═══ SUPPLIED MATERIAL
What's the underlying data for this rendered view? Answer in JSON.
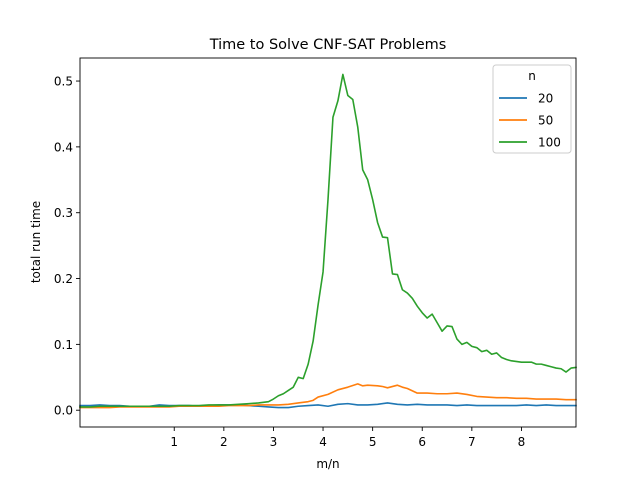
{
  "chart_data": {
    "type": "line",
    "title": "Time to Solve CNF-SAT Problems",
    "xlabel": "m/n",
    "ylabel": "total run time",
    "xlim": [
      -0.9,
      9.1
    ],
    "ylim": [
      -0.0255,
      0.535
    ],
    "grid": false,
    "legend": {
      "title": "n",
      "placement": "top-right"
    },
    "x_ticks": [
      {
        "value": 1,
        "label": "1"
      },
      {
        "value": 2,
        "label": "2"
      },
      {
        "value": 3,
        "label": "3"
      },
      {
        "value": 4,
        "label": "4"
      },
      {
        "value": 5,
        "label": "5"
      },
      {
        "value": 6,
        "label": "6"
      },
      {
        "value": 7,
        "label": "7"
      },
      {
        "value": 8,
        "label": "8"
      }
    ],
    "y_ticks": [
      {
        "value": 0.0,
        "label": "0.0"
      },
      {
        "value": 0.1,
        "label": "0.1"
      },
      {
        "value": 0.2,
        "label": "0.2"
      },
      {
        "value": 0.3,
        "label": "0.3"
      },
      {
        "value": 0.4,
        "label": "0.4"
      },
      {
        "value": 0.5,
        "label": "0.5"
      }
    ],
    "series": [
      {
        "name": "20",
        "color": "#1f77b4",
        "points": [
          [
            -0.9,
            0.007
          ],
          [
            -0.7,
            0.007
          ],
          [
            -0.5,
            0.008
          ],
          [
            -0.3,
            0.007
          ],
          [
            -0.1,
            0.007
          ],
          [
            0.1,
            0.006
          ],
          [
            0.3,
            0.006
          ],
          [
            0.5,
            0.006
          ],
          [
            0.7,
            0.008
          ],
          [
            0.9,
            0.007
          ],
          [
            1.1,
            0.007
          ],
          [
            1.3,
            0.007
          ],
          [
            1.5,
            0.006
          ],
          [
            1.7,
            0.007
          ],
          [
            1.9,
            0.008
          ],
          [
            2.1,
            0.008
          ],
          [
            2.3,
            0.008
          ],
          [
            2.5,
            0.007
          ],
          [
            2.7,
            0.006
          ],
          [
            2.9,
            0.005
          ],
          [
            3.1,
            0.004
          ],
          [
            3.3,
            0.004
          ],
          [
            3.5,
            0.006
          ],
          [
            3.7,
            0.007
          ],
          [
            3.9,
            0.008
          ],
          [
            4.1,
            0.006
          ],
          [
            4.3,
            0.009
          ],
          [
            4.5,
            0.01
          ],
          [
            4.7,
            0.008
          ],
          [
            4.9,
            0.008
          ],
          [
            5.1,
            0.009
          ],
          [
            5.3,
            0.011
          ],
          [
            5.5,
            0.009
          ],
          [
            5.7,
            0.008
          ],
          [
            5.9,
            0.009
          ],
          [
            6.1,
            0.008
          ],
          [
            6.3,
            0.008
          ],
          [
            6.5,
            0.008
          ],
          [
            6.7,
            0.007
          ],
          [
            6.9,
            0.008
          ],
          [
            7.1,
            0.007
          ],
          [
            7.3,
            0.007
          ],
          [
            7.5,
            0.007
          ],
          [
            7.7,
            0.007
          ],
          [
            7.9,
            0.007
          ],
          [
            8.1,
            0.008
          ],
          [
            8.3,
            0.007
          ],
          [
            8.5,
            0.008
          ],
          [
            8.7,
            0.007
          ],
          [
            8.9,
            0.007
          ],
          [
            9.1,
            0.007
          ]
        ]
      },
      {
        "name": "50",
        "color": "#ff7f0e",
        "points": [
          [
            -0.9,
            0.004
          ],
          [
            -0.7,
            0.004
          ],
          [
            -0.5,
            0.004
          ],
          [
            -0.3,
            0.004
          ],
          [
            -0.1,
            0.005
          ],
          [
            0.1,
            0.005
          ],
          [
            0.3,
            0.005
          ],
          [
            0.5,
            0.005
          ],
          [
            0.7,
            0.005
          ],
          [
            0.9,
            0.005
          ],
          [
            1.1,
            0.006
          ],
          [
            1.3,
            0.006
          ],
          [
            1.5,
            0.006
          ],
          [
            1.7,
            0.006
          ],
          [
            1.9,
            0.006
          ],
          [
            2.1,
            0.007
          ],
          [
            2.3,
            0.007
          ],
          [
            2.5,
            0.007
          ],
          [
            2.7,
            0.008
          ],
          [
            2.9,
            0.008
          ],
          [
            3.1,
            0.008
          ],
          [
            3.3,
            0.009
          ],
          [
            3.5,
            0.011
          ],
          [
            3.7,
            0.013
          ],
          [
            3.8,
            0.015
          ],
          [
            3.9,
            0.02
          ],
          [
            4.1,
            0.024
          ],
          [
            4.3,
            0.031
          ],
          [
            4.5,
            0.035
          ],
          [
            4.7,
            0.04
          ],
          [
            4.8,
            0.037
          ],
          [
            4.9,
            0.038
          ],
          [
            5.1,
            0.037
          ],
          [
            5.2,
            0.036
          ],
          [
            5.3,
            0.034
          ],
          [
            5.5,
            0.038
          ],
          [
            5.6,
            0.035
          ],
          [
            5.7,
            0.033
          ],
          [
            5.9,
            0.026
          ],
          [
            6.1,
            0.026
          ],
          [
            6.3,
            0.025
          ],
          [
            6.5,
            0.025
          ],
          [
            6.7,
            0.026
          ],
          [
            6.9,
            0.024
          ],
          [
            7.1,
            0.021
          ],
          [
            7.3,
            0.02
          ],
          [
            7.5,
            0.019
          ],
          [
            7.7,
            0.019
          ],
          [
            7.9,
            0.018
          ],
          [
            8.1,
            0.018
          ],
          [
            8.3,
            0.017
          ],
          [
            8.5,
            0.017
          ],
          [
            8.7,
            0.017
          ],
          [
            8.9,
            0.016
          ],
          [
            9.1,
            0.016
          ]
        ]
      },
      {
        "name": "100",
        "color": "#2ca02c",
        "points": [
          [
            -0.9,
            0.005
          ],
          [
            -0.7,
            0.005
          ],
          [
            -0.5,
            0.006
          ],
          [
            -0.3,
            0.006
          ],
          [
            -0.1,
            0.006
          ],
          [
            0.1,
            0.006
          ],
          [
            0.3,
            0.006
          ],
          [
            0.5,
            0.006
          ],
          [
            0.7,
            0.006
          ],
          [
            0.9,
            0.006
          ],
          [
            1.1,
            0.007
          ],
          [
            1.3,
            0.007
          ],
          [
            1.5,
            0.007
          ],
          [
            1.7,
            0.008
          ],
          [
            1.9,
            0.008
          ],
          [
            2.1,
            0.008
          ],
          [
            2.3,
            0.009
          ],
          [
            2.5,
            0.01
          ],
          [
            2.7,
            0.011
          ],
          [
            2.8,
            0.012
          ],
          [
            2.9,
            0.013
          ],
          [
            3.0,
            0.017
          ],
          [
            3.1,
            0.022
          ],
          [
            3.2,
            0.025
          ],
          [
            3.3,
            0.03
          ],
          [
            3.4,
            0.035
          ],
          [
            3.5,
            0.05
          ],
          [
            3.6,
            0.048
          ],
          [
            3.7,
            0.07
          ],
          [
            3.8,
            0.105
          ],
          [
            3.9,
            0.16
          ],
          [
            4.0,
            0.21
          ],
          [
            4.1,
            0.32
          ],
          [
            4.2,
            0.445
          ],
          [
            4.3,
            0.47
          ],
          [
            4.4,
            0.51
          ],
          [
            4.5,
            0.478
          ],
          [
            4.6,
            0.472
          ],
          [
            4.7,
            0.43
          ],
          [
            4.8,
            0.365
          ],
          [
            4.9,
            0.35
          ],
          [
            5.0,
            0.32
          ],
          [
            5.1,
            0.285
          ],
          [
            5.2,
            0.263
          ],
          [
            5.3,
            0.262
          ],
          [
            5.4,
            0.207
          ],
          [
            5.5,
            0.206
          ],
          [
            5.6,
            0.183
          ],
          [
            5.7,
            0.178
          ],
          [
            5.8,
            0.17
          ],
          [
            5.9,
            0.158
          ],
          [
            6.0,
            0.148
          ],
          [
            6.1,
            0.14
          ],
          [
            6.2,
            0.146
          ],
          [
            6.3,
            0.133
          ],
          [
            6.4,
            0.12
          ],
          [
            6.5,
            0.128
          ],
          [
            6.6,
            0.127
          ],
          [
            6.7,
            0.108
          ],
          [
            6.8,
            0.1
          ],
          [
            6.9,
            0.103
          ],
          [
            7.0,
            0.097
          ],
          [
            7.1,
            0.095
          ],
          [
            7.2,
            0.089
          ],
          [
            7.3,
            0.091
          ],
          [
            7.4,
            0.085
          ],
          [
            7.5,
            0.087
          ],
          [
            7.6,
            0.08
          ],
          [
            7.7,
            0.077
          ],
          [
            7.8,
            0.075
          ],
          [
            8.0,
            0.073
          ],
          [
            8.2,
            0.073
          ],
          [
            8.3,
            0.07
          ],
          [
            8.4,
            0.07
          ],
          [
            8.5,
            0.068
          ],
          [
            8.6,
            0.066
          ],
          [
            8.7,
            0.064
          ],
          [
            8.8,
            0.063
          ],
          [
            8.9,
            0.058
          ],
          [
            9.0,
            0.064
          ],
          [
            9.1,
            0.065
          ]
        ]
      }
    ]
  }
}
══════
From the data above, pick out each line containing "title" and copy it.

    "title": "Time to Solve CNF-SAT Problems",
      "title": "n",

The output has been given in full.